---------- Provided records ----------

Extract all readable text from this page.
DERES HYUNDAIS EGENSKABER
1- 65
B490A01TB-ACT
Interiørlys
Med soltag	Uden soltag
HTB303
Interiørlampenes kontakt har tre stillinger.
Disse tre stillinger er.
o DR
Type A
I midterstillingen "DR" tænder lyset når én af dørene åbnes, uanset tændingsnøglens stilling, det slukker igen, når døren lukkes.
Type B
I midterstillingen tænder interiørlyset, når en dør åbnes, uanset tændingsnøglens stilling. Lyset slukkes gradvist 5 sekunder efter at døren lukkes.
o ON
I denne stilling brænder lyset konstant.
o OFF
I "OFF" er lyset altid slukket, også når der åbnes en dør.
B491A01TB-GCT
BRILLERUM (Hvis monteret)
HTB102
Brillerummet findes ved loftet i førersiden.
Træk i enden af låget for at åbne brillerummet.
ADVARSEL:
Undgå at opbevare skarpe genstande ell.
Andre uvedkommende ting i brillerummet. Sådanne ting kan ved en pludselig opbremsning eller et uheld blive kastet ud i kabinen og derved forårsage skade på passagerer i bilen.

----------

Given exercise: Reproduce each entry from the records above, character for character.

Completed task:
Extract all readable text from this page.
DERES HYUNDAIS EGENSKABER
1- 65
B490A01TB-ACT
Interiørlys
Med soltag	Uden soltag
HTB303
Interiørlampenes kontakt har tre stillinger.
Disse tre stillinger er.
o DR
Type A
I midterstillingen "DR" tænder lyset når én af dørene åbnes, uanset tændingsnøglens stilling, det slukker igen, når døren lukkes.
Type B
I midterstillingen tænder interiørlyset, når en dør åbnes, uanset tændingsnøglens stilling. Lyset slukkes gradvist 5 sekunder efter at døren lukkes.
o ON
I denne stilling brænder lyset konstant.
o OFF
I "OFF" er lyset altid slukket, også når der åbnes en dør.
B491A01TB-GCT
BRILLERUM (Hvis monteret)
HTB102
Brillerummet findes ved loftet i førersiden.
Træk i enden af låget for at åbne brillerummet.
ADVARSEL:
Undgå at opbevare skarpe genstande ell.
Andre uvedkommende ting i brillerummet. Sådanne ting kan ved en pludselig opbremsning eller et uheld blive kastet ud i kabinen og derved forårsage skade på passagerer i bilen.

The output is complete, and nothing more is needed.